# Work instructions
Will you transcribe the entries that follow, exactly and in full?

# Provided entries

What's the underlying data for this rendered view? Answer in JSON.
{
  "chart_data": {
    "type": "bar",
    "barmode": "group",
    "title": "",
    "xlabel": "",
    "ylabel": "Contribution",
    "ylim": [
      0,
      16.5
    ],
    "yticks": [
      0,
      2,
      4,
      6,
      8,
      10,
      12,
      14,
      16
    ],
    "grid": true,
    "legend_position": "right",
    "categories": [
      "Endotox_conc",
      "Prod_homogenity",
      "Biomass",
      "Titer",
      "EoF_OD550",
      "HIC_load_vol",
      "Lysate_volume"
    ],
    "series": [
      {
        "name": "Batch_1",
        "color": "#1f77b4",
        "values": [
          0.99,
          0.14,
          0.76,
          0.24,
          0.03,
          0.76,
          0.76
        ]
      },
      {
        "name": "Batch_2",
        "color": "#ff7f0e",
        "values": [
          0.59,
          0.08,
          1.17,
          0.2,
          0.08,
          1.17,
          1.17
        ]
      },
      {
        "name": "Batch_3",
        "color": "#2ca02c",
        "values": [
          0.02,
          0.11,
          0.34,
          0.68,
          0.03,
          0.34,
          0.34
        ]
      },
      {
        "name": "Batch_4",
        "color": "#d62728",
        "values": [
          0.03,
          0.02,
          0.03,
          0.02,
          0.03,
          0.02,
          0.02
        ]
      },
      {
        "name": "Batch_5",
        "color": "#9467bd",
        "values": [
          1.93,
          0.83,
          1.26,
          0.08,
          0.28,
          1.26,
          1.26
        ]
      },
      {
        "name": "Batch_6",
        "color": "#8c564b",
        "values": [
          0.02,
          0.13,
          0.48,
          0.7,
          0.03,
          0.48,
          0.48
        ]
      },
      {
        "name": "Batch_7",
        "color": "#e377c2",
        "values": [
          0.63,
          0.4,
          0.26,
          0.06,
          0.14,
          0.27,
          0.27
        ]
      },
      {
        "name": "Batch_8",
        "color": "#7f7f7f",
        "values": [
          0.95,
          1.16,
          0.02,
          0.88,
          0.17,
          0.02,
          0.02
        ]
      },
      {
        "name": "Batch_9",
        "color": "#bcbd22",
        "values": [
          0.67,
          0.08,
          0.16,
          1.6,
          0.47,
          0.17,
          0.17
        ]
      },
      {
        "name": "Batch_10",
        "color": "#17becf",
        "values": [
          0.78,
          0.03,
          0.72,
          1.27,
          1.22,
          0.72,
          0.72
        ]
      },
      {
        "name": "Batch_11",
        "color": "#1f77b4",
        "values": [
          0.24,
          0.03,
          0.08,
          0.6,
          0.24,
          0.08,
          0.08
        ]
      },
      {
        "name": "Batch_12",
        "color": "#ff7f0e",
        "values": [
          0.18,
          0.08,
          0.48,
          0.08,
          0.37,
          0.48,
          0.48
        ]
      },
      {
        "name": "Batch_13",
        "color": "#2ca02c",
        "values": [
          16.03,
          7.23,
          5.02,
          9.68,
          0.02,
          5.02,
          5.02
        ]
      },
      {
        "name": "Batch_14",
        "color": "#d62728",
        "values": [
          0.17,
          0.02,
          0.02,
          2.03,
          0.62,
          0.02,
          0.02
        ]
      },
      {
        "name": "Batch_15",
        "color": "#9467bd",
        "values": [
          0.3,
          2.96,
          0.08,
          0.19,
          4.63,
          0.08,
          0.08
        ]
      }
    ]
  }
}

# Completed exercise
What's the underlying data for this rendered view? Answer in JSON.
{
  "chart_data": {
    "type": "bar",
    "barmode": "group",
    "title": "",
    "xlabel": "",
    "ylabel": "Contribution",
    "ylim": [
      0,
      16.5
    ],
    "yticks": [
      0,
      2,
      4,
      6,
      8,
      10,
      12,
      14,
      16
    ],
    "grid": true,
    "legend_position": "right",
    "categories": [
      "Endotox_conc",
      "Prod_homogenity",
      "Biomass",
      "Titer",
      "EoF_OD550",
      "HIC_load_vol",
      "Lysate_volume"
    ],
    "series": [
      {
        "name": "Batch_1",
        "color": "#1f77b4",
        "values": [
          0.99,
          0.14,
          0.76,
          0.24,
          0.03,
          0.76,
          0.76
        ]
      },
      {
        "name": "Batch_2",
        "color": "#ff7f0e",
        "values": [
          0.59,
          0.08,
          1.17,
          0.2,
          0.08,
          1.17,
          1.17
        ]
      },
      {
        "name": "Batch_3",
        "color": "#2ca02c",
        "values": [
          0.02,
          0.11,
          0.34,
          0.68,
          0.03,
          0.34,
          0.34
        ]
      },
      {
        "name": "Batch_4",
        "color": "#d62728",
        "values": [
          0.03,
          0.02,
          0.03,
          0.02,
          0.03,
          0.02,
          0.02
        ]
      },
      {
        "name": "Batch_5",
        "color": "#9467bd",
        "values": [
          1.93,
          0.83,
          1.26,
          0.08,
          0.28,
          1.26,
          1.26
        ]
      },
      {
        "name": "Batch_6",
        "color": "#8c564b",
        "values": [
          0.02,
          0.13,
          0.48,
          0.7,
          0.03,
          0.48,
          0.48
        ]
      },
      {
        "name": "Batch_7",
        "color": "#e377c2",
        "values": [
          0.63,
          0.4,
          0.26,
          0.06,
          0.14,
          0.27,
          0.27
        ]
      },
      {
        "name": "Batch_8",
        "color": "#7f7f7f",
        "values": [
          0.95,
          1.16,
          0.02,
          0.88,
          0.17,
          0.02,
          0.02
        ]
      },
      {
        "name": "Batch_9",
        "color": "#bcbd22",
        "values": [
          0.67,
          0.08,
          0.16,
          1.6,
          0.47,
          0.17,
          0.17
        ]
      },
      {
        "name": "Batch_10",
        "color": "#17becf",
        "values": [
          0.78,
          0.03,
          0.72,
          1.27,
          1.22,
          0.72,
          0.72
        ]
      },
      {
        "name": "Batch_11",
        "color": "#1f77b4",
        "values": [
          0.24,
          0.03,
          0.08,
          0.6,
          0.24,
          0.08,
          0.08
        ]
      },
      {
        "name": "Batch_12",
        "color": "#ff7f0e",
        "values": [
          0.18,
          0.08,
          0.48,
          0.08,
          0.37,
          0.48,
          0.48
        ]
      },
      {
        "name": "Batch_13",
        "color": "#2ca02c",
        "values": [
          16.03,
          7.23,
          5.02,
          9.68,
          0.02,
          5.02,
          5.02
        ]
      },
      {
        "name": "Batch_14",
        "color": "#d62728",
        "values": [
          0.17,
          0.02,
          0.02,
          2.03,
          0.62,
          0.02,
          0.02
        ]
      },
      {
        "name": "Batch_15",
        "color": "#9467bd",
        "values": [
          0.3,
          2.96,
          0.08,
          0.19,
          4.63,
          0.08,
          0.08
        ]
      }
    ]
  }
}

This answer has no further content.